• [Exercise brief]
Copy each line containing the word "tiếp" from the records that follow, please.

+++

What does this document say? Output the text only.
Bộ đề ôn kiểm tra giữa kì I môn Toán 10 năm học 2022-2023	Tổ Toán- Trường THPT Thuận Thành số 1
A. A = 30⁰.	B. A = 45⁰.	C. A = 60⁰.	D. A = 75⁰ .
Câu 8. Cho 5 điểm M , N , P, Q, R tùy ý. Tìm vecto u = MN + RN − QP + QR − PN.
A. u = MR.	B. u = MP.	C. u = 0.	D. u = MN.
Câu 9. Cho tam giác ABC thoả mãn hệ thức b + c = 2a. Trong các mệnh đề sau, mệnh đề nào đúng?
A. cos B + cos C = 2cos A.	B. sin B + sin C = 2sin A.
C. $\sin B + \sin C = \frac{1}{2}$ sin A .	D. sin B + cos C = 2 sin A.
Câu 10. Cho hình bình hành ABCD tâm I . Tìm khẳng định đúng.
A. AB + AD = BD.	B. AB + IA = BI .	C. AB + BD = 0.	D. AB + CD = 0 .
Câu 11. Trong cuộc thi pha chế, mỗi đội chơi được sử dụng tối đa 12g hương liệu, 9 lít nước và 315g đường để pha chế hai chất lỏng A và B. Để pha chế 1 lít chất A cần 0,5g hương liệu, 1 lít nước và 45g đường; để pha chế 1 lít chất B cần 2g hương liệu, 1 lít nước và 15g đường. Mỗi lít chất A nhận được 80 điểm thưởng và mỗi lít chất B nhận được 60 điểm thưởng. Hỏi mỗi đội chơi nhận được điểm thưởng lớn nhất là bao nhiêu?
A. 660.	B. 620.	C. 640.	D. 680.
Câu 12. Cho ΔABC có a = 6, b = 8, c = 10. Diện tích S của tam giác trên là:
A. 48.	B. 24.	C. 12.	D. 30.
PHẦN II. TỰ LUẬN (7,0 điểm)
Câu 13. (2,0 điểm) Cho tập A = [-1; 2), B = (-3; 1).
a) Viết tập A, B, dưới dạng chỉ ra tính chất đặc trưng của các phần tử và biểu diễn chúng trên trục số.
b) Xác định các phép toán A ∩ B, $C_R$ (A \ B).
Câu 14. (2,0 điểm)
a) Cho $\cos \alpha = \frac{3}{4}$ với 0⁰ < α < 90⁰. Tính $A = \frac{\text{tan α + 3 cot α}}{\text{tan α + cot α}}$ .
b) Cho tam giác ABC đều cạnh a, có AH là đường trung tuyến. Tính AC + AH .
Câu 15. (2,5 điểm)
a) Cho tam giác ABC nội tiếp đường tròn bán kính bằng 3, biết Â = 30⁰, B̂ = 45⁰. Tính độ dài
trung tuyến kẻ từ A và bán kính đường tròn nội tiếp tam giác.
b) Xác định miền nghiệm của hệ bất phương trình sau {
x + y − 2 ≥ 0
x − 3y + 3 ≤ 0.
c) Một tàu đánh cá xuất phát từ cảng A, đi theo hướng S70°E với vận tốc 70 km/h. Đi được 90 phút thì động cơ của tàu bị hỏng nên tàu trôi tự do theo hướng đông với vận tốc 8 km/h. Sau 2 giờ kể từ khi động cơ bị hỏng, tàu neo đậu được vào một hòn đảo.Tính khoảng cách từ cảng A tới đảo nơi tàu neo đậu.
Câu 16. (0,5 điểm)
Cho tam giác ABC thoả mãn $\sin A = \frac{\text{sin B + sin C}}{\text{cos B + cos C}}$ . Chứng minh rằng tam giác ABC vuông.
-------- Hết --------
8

+++

• [Completed exercise]
a) Cho tam giác ABC nội tiếp đường tròn bán kính bằng 3, biết Â = 30⁰, B̂ = 45⁰. Tính độ dài
trung tuyến kẻ từ A và bán kính đường tròn nội tiếp tam giác.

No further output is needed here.